__Task__: Please copy, character for character, the lines of the listing below, everything from the line containing "unit-label: m <box>528 171 540 185</box>" down to the line containing "address-label: Endereço <box>21", both ends included.

__Records from a data collection__:
=-=-=
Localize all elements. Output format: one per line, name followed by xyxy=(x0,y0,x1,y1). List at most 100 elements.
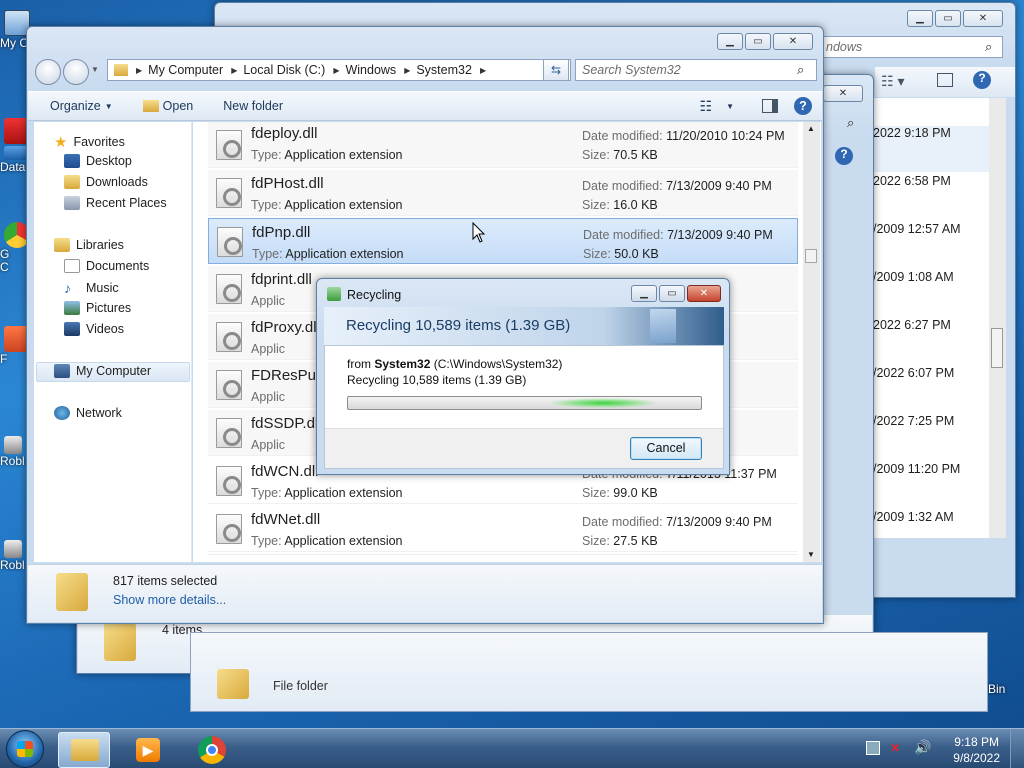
close-button[interactable]: ✕ xyxy=(773,33,813,50)
background-window-back[interactable]: File folder xyxy=(190,632,988,712)
music-icon: ♪ xyxy=(64,280,71,296)
network-icon xyxy=(54,406,70,420)
show-more-details-link[interactable]: Show more details... xyxy=(113,593,226,607)
dll-file-icon xyxy=(216,178,242,208)
maximize-button[interactable]: ▭ xyxy=(659,285,685,302)
start-button[interactable] xyxy=(6,730,44,768)
breadcrumb-separator[interactable]: ▶ xyxy=(480,66,486,75)
list-row-time[interactable]: 2022 9:18 PM xyxy=(873,126,989,172)
scroll-down-arrow[interactable]: ▼ xyxy=(807,550,815,559)
scrollbar-thumb[interactable] xyxy=(991,328,1003,368)
breadcrumb-system32[interactable]: System32 xyxy=(416,63,472,77)
breadcrumb-windows[interactable]: Windows xyxy=(345,63,396,77)
help-icon[interactable]: ? xyxy=(973,71,991,89)
maximize-button[interactable]: ▭ xyxy=(935,10,961,27)
file-row[interactable]: fdeploy.dll Type: Application extension … xyxy=(208,122,798,168)
file-type: Type: Application extension xyxy=(251,148,403,162)
show-desktop-button[interactable] xyxy=(1010,729,1024,768)
nav-videos[interactable]: Videos xyxy=(64,322,124,336)
address-bar[interactable]: ▶ My Computer ▶ Local Disk (C:) ▶ Window… xyxy=(107,59,571,81)
list-row-time[interactable]: 2022 6:27 PM xyxy=(873,318,951,332)
taskbar-explorer-button[interactable] xyxy=(58,732,110,768)
search-icon[interactable]: ⌕ xyxy=(985,39,992,55)
nav-music[interactable]: ♪ Music xyxy=(64,280,119,296)
recent-pages-arrow[interactable]: ▼ xyxy=(91,65,99,74)
change-view-button[interactable]: ☷ ▼ xyxy=(700,98,734,115)
dll-file-icon xyxy=(216,274,242,304)
details-pane: 817 items selected Show more details... xyxy=(28,564,822,622)
progress-bar xyxy=(347,396,702,410)
minimize-button[interactable]: ▁ xyxy=(907,10,933,27)
breadcrumb-separator[interactable]: ▶ xyxy=(333,66,339,75)
list-row-time[interactable]: /2009 1:32 AM xyxy=(873,510,954,524)
taskbar-chrome-button[interactable] xyxy=(186,732,238,768)
taskbar-media-player-button[interactable]: ▶ xyxy=(122,732,174,768)
list-row-time[interactable]: /2022 7:25 PM xyxy=(873,414,954,428)
computer-icon xyxy=(54,364,70,378)
dll-file-icon xyxy=(217,227,243,257)
vertical-scrollbar[interactable]: ▲ ▼ xyxy=(803,122,820,562)
search-icon[interactable]: ⌕ xyxy=(797,62,804,78)
breadcrumb-local-disk[interactable]: Local Disk (C:) xyxy=(243,63,325,77)
pictures-icon xyxy=(64,301,80,315)
preview-pane-icon[interactable] xyxy=(937,73,953,87)
cancel-button[interactable]: Cancel xyxy=(630,437,702,460)
help-icon[interactable]: ? xyxy=(835,147,853,165)
close-button[interactable]: ✕ xyxy=(823,85,863,102)
refresh-button[interactable]: ⇆ xyxy=(543,59,569,81)
help-icon: ? xyxy=(794,97,812,115)
breadcrumb-my-computer[interactable]: My Computer xyxy=(148,63,223,77)
dll-file-icon xyxy=(216,370,242,400)
breadcrumb-separator[interactable]: ▶ xyxy=(136,66,142,75)
breadcrumb-separator[interactable]: ▶ xyxy=(404,66,410,75)
nav-network[interactable]: Network xyxy=(54,406,122,420)
search-input[interactable]: ndows xyxy=(819,36,1003,58)
nav-recent-places[interactable]: Recent Places xyxy=(64,196,167,210)
minimize-button[interactable]: ▁ xyxy=(717,33,743,50)
nav-desktop[interactable]: Desktop xyxy=(64,154,132,168)
selection-count: 817 items selected xyxy=(113,574,218,588)
search-input[interactable]: Search System32 xyxy=(575,59,817,81)
close-button[interactable]: ✕ xyxy=(687,285,721,302)
minimize-button[interactable]: ▁ xyxy=(631,285,657,302)
search-icon[interactable]: ⌕ xyxy=(847,115,854,131)
forward-button[interactable] xyxy=(63,59,89,85)
organize-button[interactable]: Organize ▼ xyxy=(50,99,113,113)
nav-my-computer[interactable]: My Computer xyxy=(54,364,151,378)
open-button[interactable]: Open xyxy=(142,99,193,113)
close-button[interactable]: ✕ xyxy=(963,10,1003,27)
breadcrumb-separator[interactable]: ▶ xyxy=(231,66,237,75)
new-folder-button[interactable]: New folder xyxy=(223,99,283,113)
clock[interactable]: 9:18 PM 9/8/2022 xyxy=(953,734,1000,766)
folder-icon xyxy=(56,573,88,611)
dll-file-icon xyxy=(216,418,242,448)
views-icon[interactable]: ☷ ▾ xyxy=(881,73,904,90)
scroll-up-arrow[interactable]: ▲ xyxy=(807,124,815,133)
preview-pane-button[interactable] xyxy=(762,99,778,113)
network-status-icon[interactable]: ✕ xyxy=(890,741,906,755)
dialog-header: Recycling 10,589 items (1.39 GB) xyxy=(324,307,724,345)
help-button[interactable]: ? xyxy=(794,97,812,115)
nav-documents[interactable]: Documents xyxy=(64,259,149,273)
back-button[interactable] xyxy=(35,59,61,85)
file-row-partial[interactable] xyxy=(208,554,798,562)
nav-libraries[interactable]: Libraries xyxy=(54,238,124,252)
file-row-selected[interactable]: fdPnp.dll Type: Application extension Da… xyxy=(208,218,798,264)
list-row-time[interactable]: 2022 6:58 PM xyxy=(873,174,951,188)
recycling-dialog[interactable]: Recycling ▁ ▭ ✕ Recycling 10,589 items (… xyxy=(316,278,730,475)
list-row-time[interactable]: /2009 12:57 AM xyxy=(873,222,961,236)
list-row-time[interactable]: /2022 6:07 PM xyxy=(873,366,954,380)
nav-downloads[interactable]: Downloads xyxy=(64,175,148,189)
maximize-button[interactable]: ▭ xyxy=(745,33,771,50)
nav-favorites[interactable]: ★ Favorites xyxy=(54,133,125,151)
file-row[interactable]: fdPHost.dll Type: Application extension … xyxy=(208,170,798,216)
scrollbar-thumb[interactable] xyxy=(805,249,817,263)
action-center-icon[interactable] xyxy=(866,741,880,755)
volume-icon[interactable]: 🔊 xyxy=(914,739,931,756)
vertical-scrollbar[interactable] xyxy=(989,98,1006,538)
list-row-time[interactable]: /2009 11:20 PM xyxy=(873,462,960,476)
nav-pictures[interactable]: Pictures xyxy=(64,301,131,315)
list-row-time[interactable]: /2009 1:08 AM xyxy=(873,270,954,284)
file-row[interactable]: fdWNet.dll Type: Application extension D… xyxy=(208,506,798,552)
recycle-bin-label[interactable]: Bin xyxy=(988,682,1005,696)
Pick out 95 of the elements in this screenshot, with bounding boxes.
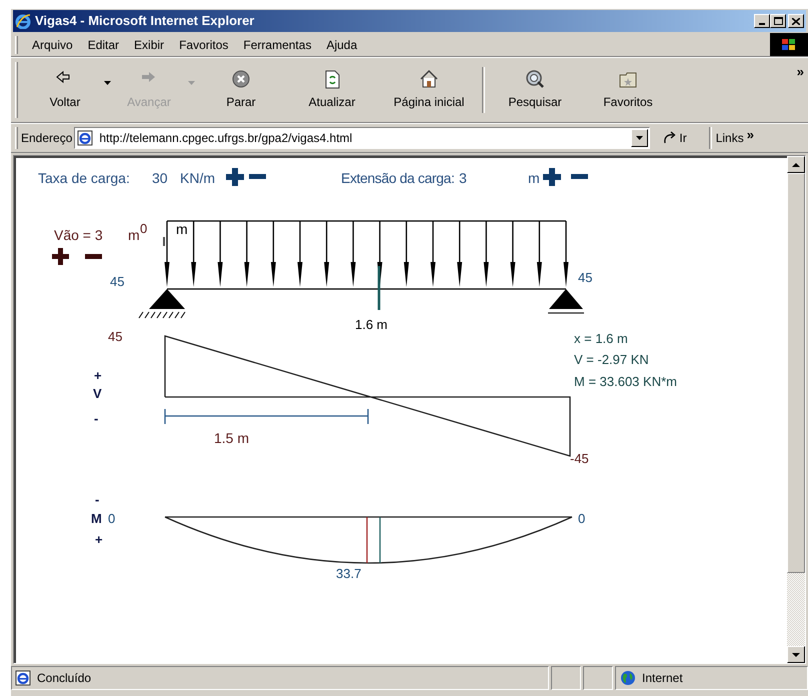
unit-label: m <box>528 171 540 185</box>
control-label: Extensão da carga: <box>341 171 454 185</box>
sign-label: + <box>95 533 103 546</box>
position-label: 1.6 m <box>355 318 388 331</box>
arrow-icon <box>662 131 676 145</box>
load-value: 30 <box>152 171 168 185</box>
sign-label: + <box>94 369 102 382</box>
span-label: Vão = 3 <box>54 228 103 242</box>
address-label: Endereço <box>21 130 72 147</box>
windows-logo-icon <box>770 33 808 56</box>
position-marker[interactable] <box>378 266 380 310</box>
moment-peak-label: 33.7 <box>336 567 362 580</box>
moment-value: 0 <box>108 512 116 525</box>
scroll-up-button[interactable] <box>787 156 805 173</box>
globe-icon <box>620 670 636 686</box>
menu-item[interactable]: Favoritos <box>173 34 234 54</box>
status-pane <box>551 666 581 690</box>
more-buttons-chevron[interactable]: » <box>796 62 804 82</box>
stop-icon <box>231 69 251 89</box>
minimize-button[interactable] <box>754 14 770 28</box>
origin-label: 0 <box>140 222 148 235</box>
scroll-thumb[interactable] <box>787 173 805 573</box>
dropdown-button[interactable] <box>631 129 648 147</box>
menu-item[interactable]: Ferramentas <box>237 34 318 54</box>
address-field[interactable]: http://telemann.cpgec.ufrgs.br/gpa2/vigas4.html <box>74 127 650 149</box>
page-icon <box>15 670 31 686</box>
toolbar-button[interactable]: Pesquisar <box>489 61 581 119</box>
unit-label: KN/m <box>180 171 215 185</box>
browser-logo-icon <box>15 13 31 29</box>
toolbar-button[interactable]: Atualizar <box>284 61 380 119</box>
control-label: Taxa de carga: <box>38 171 130 185</box>
load-arrow <box>536 221 542 287</box>
status-pane <box>583 666 613 690</box>
extent-value: 3 <box>459 171 467 185</box>
sign-label: - <box>95 493 100 506</box>
menu-item[interactable]: Arquivo <box>26 34 79 54</box>
toolbar-button[interactable]: Parar <box>198 61 284 119</box>
load-arrow <box>404 221 409 287</box>
down-arrow-icon <box>792 652 800 656</box>
load-arrow <box>564 221 568 287</box>
menu-item[interactable]: Editar <box>82 34 126 54</box>
plus-icon[interactable] <box>52 248 69 265</box>
status-pane: Concluído <box>11 666 549 690</box>
load-arrow <box>298 221 302 287</box>
moment-value: 0 <box>578 512 586 525</box>
load-arrow <box>191 221 196 287</box>
page-icon <box>77 130 94 146</box>
toolbar-button[interactable]: Voltar <box>30 61 100 119</box>
load-arrow <box>218 221 223 287</box>
readout-text: V = -2.97 KN <box>574 353 649 366</box>
window-title: Vigas4 - Microsoft Internet Explorer <box>35 12 256 30</box>
load-arrow <box>164 221 170 287</box>
position-line <box>379 517 381 563</box>
caret-icon <box>636 136 644 140</box>
unit-label: m <box>176 222 188 236</box>
readout-text: x = 1.6 m <box>574 332 628 345</box>
tick-mark <box>163 237 165 246</box>
scroll-down-button[interactable] <box>787 646 805 663</box>
load-arrow <box>350 221 356 287</box>
axis-label: M <box>91 512 102 525</box>
max-moment-line <box>366 517 368 563</box>
dimension-label: 1.5 m <box>214 431 250 445</box>
menu-item[interactable]: Exibir <box>128 34 170 54</box>
readout-text: M = 33.603 KN*m <box>574 375 677 388</box>
maximize-button[interactable] <box>770 14 786 28</box>
reaction-value: 45 <box>110 275 124 288</box>
search-icon <box>525 69 545 89</box>
zone-pane: Internet <box>615 666 808 690</box>
load-arrow <box>244 221 250 287</box>
pin-support-icon <box>138 289 186 318</box>
scrollbar[interactable] <box>787 156 805 663</box>
shear-max-label: 45 <box>108 330 122 343</box>
unit-label: m <box>128 228 140 242</box>
axis-label: V <box>93 387 102 400</box>
close-button[interactable] <box>788 14 804 28</box>
go-button[interactable]: Ir <box>658 129 691 147</box>
menu-item[interactable]: Ajuda <box>320 34 364 54</box>
sign-label: - <box>94 412 98 425</box>
load-arrow <box>324 221 330 287</box>
load-arrow <box>484 221 489 287</box>
shear-min-label: -45 <box>570 452 589 465</box>
plus-icon[interactable] <box>226 168 244 186</box>
load-arrow <box>510 221 516 287</box>
roller-support-icon <box>548 289 584 314</box>
toolbar-button[interactable]: Página inicial <box>380 61 478 119</box>
reaction-value: 45 <box>578 271 592 284</box>
up-arrow-icon <box>792 162 800 166</box>
close-icon <box>792 18 800 24</box>
plus-icon[interactable] <box>543 168 561 186</box>
toolbar-button[interactable]: Favoritos <box>581 61 675 119</box>
load-arrow <box>457 221 462 287</box>
home-icon <box>419 69 439 89</box>
load-arrow <box>270 221 276 287</box>
links-button[interactable]: Links » <box>716 129 754 147</box>
load-arrow <box>430 221 436 287</box>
=-=-=
__Finished exercise__:
unit-label: m <box>528 171 540 185</box>
control-label: Extensão da carga: <box>341 171 454 185</box>
sign-label: + <box>95 533 103 546</box>
position-label: 1.6 m <box>355 318 388 331</box>
arrow-icon <box>662 131 676 145</box>
load-value: 30 <box>152 171 168 185</box>
sign-label: + <box>94 369 102 382</box>
span-label: Vão = 3 <box>54 228 103 242</box>
address-label: Endereço <box>21 130 72 147</box>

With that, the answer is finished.